*** INPUT

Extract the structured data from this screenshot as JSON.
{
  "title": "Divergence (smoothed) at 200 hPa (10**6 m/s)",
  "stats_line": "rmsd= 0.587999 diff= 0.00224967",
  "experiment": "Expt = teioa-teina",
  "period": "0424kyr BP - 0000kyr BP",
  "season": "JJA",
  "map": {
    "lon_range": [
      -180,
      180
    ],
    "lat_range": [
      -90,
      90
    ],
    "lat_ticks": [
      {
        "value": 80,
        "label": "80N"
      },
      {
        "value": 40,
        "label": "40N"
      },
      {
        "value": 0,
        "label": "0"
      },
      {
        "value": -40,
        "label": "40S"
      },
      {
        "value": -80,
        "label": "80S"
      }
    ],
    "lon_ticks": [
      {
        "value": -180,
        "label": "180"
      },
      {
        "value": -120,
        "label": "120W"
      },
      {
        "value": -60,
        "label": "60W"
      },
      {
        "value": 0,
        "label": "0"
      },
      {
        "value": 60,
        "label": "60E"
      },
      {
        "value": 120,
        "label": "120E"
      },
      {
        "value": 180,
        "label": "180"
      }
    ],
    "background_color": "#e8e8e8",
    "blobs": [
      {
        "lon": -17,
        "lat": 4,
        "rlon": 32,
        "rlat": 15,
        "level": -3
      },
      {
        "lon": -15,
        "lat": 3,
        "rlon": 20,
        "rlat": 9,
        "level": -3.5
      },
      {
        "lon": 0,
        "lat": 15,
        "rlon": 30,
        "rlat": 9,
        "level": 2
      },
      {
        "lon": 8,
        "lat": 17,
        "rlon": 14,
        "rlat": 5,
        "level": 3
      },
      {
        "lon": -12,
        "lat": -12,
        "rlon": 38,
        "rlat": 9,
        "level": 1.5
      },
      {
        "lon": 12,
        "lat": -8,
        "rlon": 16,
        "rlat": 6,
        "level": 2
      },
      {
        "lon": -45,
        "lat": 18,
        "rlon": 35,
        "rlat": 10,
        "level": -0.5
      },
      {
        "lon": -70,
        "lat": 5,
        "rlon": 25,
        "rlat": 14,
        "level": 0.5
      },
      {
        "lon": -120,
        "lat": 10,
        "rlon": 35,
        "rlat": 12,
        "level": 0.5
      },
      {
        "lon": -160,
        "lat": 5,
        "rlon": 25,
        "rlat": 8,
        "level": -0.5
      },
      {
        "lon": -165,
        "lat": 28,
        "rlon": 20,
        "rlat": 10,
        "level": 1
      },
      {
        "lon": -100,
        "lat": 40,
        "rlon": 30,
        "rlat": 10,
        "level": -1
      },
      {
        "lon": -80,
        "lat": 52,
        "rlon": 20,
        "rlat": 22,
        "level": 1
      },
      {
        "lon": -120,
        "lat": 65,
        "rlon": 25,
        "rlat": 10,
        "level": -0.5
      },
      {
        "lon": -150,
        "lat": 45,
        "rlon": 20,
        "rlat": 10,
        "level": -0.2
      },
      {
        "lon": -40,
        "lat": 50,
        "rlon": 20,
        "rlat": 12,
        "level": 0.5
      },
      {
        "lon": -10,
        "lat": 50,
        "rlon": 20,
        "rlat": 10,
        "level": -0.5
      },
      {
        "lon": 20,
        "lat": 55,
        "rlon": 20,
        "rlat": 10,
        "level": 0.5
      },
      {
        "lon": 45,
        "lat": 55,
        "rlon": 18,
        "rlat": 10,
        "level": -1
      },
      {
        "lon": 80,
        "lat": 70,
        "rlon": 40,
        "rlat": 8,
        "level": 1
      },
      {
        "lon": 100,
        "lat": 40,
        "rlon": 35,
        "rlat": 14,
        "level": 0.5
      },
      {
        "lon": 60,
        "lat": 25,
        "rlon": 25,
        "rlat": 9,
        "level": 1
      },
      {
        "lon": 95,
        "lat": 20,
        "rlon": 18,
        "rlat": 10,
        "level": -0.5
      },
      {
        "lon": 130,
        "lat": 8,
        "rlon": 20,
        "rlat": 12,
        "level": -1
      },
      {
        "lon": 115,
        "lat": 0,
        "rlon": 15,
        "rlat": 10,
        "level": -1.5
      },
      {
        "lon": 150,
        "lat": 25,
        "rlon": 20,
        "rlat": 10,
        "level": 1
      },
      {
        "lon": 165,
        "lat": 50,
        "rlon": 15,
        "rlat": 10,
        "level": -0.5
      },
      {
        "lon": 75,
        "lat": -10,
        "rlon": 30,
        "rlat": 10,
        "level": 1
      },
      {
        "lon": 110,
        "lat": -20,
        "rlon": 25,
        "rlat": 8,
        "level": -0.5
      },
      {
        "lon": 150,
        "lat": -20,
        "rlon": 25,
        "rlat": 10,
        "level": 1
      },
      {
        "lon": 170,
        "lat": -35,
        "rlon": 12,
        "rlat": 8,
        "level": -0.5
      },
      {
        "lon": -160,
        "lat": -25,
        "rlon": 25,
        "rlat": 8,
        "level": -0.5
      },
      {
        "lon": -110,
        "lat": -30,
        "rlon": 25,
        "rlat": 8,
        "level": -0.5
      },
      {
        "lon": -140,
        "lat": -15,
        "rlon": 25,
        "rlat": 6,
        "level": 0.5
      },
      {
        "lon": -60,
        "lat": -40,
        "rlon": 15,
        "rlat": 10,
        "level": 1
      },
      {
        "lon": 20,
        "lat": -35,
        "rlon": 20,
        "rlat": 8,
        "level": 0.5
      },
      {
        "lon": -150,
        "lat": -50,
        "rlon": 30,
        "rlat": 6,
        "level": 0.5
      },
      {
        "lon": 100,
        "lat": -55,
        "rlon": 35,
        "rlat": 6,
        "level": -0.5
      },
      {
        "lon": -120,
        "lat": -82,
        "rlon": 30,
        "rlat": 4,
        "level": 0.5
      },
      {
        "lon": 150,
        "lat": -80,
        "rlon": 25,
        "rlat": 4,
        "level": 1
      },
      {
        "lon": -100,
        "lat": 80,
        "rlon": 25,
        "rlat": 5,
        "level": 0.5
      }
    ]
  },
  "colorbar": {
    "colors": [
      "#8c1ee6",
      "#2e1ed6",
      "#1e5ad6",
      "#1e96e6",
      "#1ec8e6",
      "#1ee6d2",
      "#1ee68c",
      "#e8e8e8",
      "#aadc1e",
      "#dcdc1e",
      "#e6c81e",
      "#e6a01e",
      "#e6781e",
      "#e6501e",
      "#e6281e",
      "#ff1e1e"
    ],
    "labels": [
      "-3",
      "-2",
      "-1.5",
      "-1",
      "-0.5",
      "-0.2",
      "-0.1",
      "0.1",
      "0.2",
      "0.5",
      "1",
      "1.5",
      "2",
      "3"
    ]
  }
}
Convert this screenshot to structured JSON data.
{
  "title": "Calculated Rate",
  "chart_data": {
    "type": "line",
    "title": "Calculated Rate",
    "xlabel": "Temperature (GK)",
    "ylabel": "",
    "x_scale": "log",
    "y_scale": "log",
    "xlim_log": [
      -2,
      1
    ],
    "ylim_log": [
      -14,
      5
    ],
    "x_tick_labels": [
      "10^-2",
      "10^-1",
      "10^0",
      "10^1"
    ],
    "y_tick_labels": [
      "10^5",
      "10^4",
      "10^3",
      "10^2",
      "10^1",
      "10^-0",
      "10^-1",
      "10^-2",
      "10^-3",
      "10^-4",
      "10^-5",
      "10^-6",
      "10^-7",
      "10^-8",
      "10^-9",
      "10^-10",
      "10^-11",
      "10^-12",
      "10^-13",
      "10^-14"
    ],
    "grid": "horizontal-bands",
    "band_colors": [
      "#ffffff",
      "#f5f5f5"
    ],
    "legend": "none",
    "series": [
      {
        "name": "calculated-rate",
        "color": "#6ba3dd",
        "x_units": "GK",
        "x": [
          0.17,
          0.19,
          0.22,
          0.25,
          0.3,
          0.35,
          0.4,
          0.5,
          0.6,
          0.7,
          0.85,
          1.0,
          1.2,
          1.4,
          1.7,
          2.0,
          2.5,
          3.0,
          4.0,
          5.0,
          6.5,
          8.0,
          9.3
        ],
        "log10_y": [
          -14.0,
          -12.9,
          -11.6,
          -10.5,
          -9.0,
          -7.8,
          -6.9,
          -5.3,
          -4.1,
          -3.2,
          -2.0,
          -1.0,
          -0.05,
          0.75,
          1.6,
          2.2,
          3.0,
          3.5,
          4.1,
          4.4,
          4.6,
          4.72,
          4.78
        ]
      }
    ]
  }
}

******

* _EXERCISE DETAILS_
Reproduce the records above exactly, starting with the line that contains "Convert this screenshot" and ending with the last line.

* _TASK RESPONSE_
Convert this screenshot to structured JSON data.
{
  "title": "Calculated Rate",
  "chart_data": {
    "type": "line",
    "title": "Calculated Rate",
    "xlabel": "Temperature (GK)",
    "ylabel": "",
    "x_scale": "log",
    "y_scale": "log",
    "xlim_log": [
      -2,
      1
    ],
    "ylim_log": [
      -14,
      5
    ],
    "x_tick_labels": [
      "10^-2",
      "10^-1",
      "10^0",
      "10^1"
    ],
    "y_tick_labels": [
      "10^5",
      "10^4",
      "10^3",
      "10^2",
      "10^1",
      "10^-0",
      "10^-1",
      "10^-2",
      "10^-3",
      "10^-4",
      "10^-5",
      "10^-6",
      "10^-7",
      "10^-8",
      "10^-9",
      "10^-10",
      "10^-11",
      "10^-12",
      "10^-13",
      "10^-14"
    ],
    "grid": "horizontal-bands",
    "band_colors": [
      "#ffffff",
      "#f5f5f5"
    ],
    "legend": "none",
    "series": [
      {
        "name": "calculated-rate",
        "color": "#6ba3dd",
        "x_units": "GK",
        "x": [
          0.17,
          0.19,
          0.22,
          0.25,
          0.3,
          0.35,
          0.4,
          0.5,
          0.6,
          0.7,
          0.85,
          1.0,
          1.2,
          1.4,
          1.7,
          2.0,
          2.5,
          3.0,
          4.0,
          5.0,
          6.5,
          8.0,
          9.3
        ],
        "log10_y": [
          -14.0,
          -12.9,
          -11.6,
          -10.5,
          -9.0,
          -7.8,
          -6.9,
          -5.3,
          -4.1,
          -3.2,
          -2.0,
          -1.0,
          -0.05,
          0.75,
          1.6,
          2.2,
          3.0,
          3.5,
          4.1,
          4.4,
          4.6,
          4.72,
          4.78
        ]
      }
    ]
  }
}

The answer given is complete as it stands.